◆ **WORK INSTRUCTIONS**: Pick out each line below that contains the word "elements" and copy it in full. Case counts.
# # # # # # #
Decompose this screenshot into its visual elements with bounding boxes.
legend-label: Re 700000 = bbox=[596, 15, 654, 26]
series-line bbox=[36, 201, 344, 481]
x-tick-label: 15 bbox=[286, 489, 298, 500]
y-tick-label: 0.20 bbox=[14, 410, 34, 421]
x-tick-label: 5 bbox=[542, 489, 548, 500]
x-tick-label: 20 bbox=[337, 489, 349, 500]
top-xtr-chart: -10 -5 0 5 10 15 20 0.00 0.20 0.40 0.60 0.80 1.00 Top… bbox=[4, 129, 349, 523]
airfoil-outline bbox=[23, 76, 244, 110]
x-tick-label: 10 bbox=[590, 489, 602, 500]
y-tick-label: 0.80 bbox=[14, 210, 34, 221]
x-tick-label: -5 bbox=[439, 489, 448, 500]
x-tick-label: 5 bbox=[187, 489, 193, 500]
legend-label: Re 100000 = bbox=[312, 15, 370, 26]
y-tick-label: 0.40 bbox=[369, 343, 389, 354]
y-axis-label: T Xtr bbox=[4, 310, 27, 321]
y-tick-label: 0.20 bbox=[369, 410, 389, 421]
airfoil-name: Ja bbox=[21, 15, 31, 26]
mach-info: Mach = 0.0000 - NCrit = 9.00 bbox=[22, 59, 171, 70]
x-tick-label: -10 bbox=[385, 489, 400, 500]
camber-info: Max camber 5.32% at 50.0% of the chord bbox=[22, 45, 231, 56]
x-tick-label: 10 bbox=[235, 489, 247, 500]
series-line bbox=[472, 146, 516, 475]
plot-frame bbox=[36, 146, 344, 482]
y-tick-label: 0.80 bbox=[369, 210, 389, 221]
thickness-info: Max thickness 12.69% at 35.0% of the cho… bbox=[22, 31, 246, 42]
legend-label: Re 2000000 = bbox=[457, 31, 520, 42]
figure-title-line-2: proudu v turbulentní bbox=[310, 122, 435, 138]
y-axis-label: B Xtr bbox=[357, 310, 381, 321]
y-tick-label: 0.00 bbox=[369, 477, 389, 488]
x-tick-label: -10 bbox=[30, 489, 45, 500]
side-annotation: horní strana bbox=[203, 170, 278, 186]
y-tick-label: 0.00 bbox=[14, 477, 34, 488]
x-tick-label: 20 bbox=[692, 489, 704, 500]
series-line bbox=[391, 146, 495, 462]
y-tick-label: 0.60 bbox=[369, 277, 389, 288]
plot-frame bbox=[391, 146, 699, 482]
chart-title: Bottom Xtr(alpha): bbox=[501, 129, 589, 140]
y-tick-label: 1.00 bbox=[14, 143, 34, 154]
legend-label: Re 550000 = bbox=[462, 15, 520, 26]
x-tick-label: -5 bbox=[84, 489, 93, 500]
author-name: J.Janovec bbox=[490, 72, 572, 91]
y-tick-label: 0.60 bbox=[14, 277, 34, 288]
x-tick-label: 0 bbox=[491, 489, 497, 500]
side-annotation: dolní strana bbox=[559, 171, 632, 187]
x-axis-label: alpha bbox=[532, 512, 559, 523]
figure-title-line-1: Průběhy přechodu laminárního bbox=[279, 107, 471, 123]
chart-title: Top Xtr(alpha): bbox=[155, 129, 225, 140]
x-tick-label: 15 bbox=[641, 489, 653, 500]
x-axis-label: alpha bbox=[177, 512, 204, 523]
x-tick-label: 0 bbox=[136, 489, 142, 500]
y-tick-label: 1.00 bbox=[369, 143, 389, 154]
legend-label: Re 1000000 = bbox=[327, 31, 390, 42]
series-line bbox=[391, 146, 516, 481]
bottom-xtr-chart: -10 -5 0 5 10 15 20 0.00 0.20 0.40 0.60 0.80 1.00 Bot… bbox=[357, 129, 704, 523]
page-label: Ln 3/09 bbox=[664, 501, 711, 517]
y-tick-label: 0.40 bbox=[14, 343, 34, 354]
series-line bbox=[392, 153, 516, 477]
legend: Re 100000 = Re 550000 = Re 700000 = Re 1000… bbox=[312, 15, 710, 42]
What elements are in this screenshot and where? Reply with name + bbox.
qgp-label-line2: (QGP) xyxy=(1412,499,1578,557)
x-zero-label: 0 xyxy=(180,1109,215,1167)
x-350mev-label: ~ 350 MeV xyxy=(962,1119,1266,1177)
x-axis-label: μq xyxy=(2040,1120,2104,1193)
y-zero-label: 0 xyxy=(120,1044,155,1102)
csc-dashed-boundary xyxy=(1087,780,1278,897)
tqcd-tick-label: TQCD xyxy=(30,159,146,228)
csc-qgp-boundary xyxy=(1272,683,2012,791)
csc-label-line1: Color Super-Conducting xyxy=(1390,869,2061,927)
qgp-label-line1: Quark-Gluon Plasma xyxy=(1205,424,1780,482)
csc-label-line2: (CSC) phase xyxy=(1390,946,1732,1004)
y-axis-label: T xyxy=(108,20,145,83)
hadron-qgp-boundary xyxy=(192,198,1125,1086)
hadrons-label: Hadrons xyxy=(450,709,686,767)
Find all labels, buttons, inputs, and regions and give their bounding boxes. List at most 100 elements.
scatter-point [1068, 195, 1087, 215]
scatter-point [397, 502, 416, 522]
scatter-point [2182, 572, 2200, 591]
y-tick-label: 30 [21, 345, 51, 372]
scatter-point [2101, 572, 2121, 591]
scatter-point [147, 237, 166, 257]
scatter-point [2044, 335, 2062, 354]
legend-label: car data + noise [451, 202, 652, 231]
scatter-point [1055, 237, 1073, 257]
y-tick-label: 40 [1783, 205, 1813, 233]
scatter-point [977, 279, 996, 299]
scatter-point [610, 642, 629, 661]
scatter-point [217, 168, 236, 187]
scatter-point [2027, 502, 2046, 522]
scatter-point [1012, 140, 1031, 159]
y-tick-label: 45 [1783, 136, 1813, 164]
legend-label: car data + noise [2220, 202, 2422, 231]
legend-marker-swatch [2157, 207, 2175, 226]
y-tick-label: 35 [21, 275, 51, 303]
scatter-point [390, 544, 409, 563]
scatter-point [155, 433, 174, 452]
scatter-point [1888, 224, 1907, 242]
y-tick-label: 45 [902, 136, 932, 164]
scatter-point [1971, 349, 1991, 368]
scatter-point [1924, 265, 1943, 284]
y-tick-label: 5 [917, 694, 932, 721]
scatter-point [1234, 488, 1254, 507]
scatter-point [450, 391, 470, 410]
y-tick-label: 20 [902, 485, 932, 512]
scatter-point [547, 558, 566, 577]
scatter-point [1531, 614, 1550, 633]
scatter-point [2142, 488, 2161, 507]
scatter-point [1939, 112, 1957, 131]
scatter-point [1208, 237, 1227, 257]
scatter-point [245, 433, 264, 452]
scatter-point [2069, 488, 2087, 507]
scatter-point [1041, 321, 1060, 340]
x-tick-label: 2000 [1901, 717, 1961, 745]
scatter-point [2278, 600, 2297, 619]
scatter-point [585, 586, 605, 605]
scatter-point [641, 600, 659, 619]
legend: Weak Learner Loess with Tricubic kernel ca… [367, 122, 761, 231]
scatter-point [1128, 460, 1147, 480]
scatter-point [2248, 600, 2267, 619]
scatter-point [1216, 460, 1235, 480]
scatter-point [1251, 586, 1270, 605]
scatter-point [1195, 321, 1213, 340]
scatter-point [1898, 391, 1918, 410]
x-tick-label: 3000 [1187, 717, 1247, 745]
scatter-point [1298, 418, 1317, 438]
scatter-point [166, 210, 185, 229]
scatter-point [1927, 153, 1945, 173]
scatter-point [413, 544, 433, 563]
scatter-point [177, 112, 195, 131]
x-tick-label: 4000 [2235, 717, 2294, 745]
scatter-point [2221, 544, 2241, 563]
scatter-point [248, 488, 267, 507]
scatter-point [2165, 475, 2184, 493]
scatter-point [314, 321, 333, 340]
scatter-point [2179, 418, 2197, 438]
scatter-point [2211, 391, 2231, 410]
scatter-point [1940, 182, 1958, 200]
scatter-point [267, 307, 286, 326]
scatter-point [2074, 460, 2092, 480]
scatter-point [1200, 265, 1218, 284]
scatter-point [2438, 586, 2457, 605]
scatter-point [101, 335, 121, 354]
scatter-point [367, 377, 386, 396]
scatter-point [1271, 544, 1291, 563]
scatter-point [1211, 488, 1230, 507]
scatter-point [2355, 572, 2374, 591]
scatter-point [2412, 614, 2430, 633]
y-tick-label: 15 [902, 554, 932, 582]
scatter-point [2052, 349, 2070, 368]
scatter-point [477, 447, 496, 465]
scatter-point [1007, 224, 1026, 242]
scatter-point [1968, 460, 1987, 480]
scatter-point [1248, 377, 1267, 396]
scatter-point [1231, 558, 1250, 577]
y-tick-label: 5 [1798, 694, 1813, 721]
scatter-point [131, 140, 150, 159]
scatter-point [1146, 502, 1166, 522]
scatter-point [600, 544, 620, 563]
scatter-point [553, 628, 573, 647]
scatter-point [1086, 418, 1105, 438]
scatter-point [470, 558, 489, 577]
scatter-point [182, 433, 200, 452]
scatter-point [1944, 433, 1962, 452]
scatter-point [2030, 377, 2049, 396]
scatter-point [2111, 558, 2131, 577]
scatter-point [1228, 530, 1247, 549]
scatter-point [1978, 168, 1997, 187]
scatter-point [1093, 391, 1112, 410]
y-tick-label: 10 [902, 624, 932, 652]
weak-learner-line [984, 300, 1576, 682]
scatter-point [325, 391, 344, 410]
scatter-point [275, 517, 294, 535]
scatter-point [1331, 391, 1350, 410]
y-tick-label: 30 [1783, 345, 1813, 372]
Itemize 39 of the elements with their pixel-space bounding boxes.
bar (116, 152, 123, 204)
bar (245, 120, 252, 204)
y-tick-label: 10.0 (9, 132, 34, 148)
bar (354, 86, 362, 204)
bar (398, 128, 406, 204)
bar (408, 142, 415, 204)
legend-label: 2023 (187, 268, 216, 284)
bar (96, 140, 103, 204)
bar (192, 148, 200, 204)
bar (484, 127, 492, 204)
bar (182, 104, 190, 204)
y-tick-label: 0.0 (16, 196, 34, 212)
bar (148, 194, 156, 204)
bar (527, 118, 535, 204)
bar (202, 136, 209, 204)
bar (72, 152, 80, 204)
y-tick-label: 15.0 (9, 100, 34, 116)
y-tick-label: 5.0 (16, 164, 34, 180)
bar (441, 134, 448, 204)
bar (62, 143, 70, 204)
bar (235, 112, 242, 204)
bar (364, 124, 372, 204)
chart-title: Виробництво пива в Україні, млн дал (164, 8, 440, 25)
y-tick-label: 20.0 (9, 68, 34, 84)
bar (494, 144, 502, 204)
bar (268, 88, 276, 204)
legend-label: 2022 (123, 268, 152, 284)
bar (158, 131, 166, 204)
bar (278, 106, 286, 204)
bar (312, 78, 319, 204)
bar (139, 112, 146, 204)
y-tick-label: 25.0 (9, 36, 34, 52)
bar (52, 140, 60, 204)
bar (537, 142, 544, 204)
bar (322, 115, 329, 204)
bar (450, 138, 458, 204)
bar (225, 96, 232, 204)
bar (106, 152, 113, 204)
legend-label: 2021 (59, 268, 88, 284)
# # # # # # #
◆ **CORRECT OUTPUT**:
Decompose this screenshot into its visual elements with bounding boxes.
What elements are in this screenshot and where? Reply with name + bbox.
Find all labels, buttons, inputs, and regions and give their bounding boxes. List at most 100 elements.
Itemize 39 of the elements with their pixel-space bounding boxes.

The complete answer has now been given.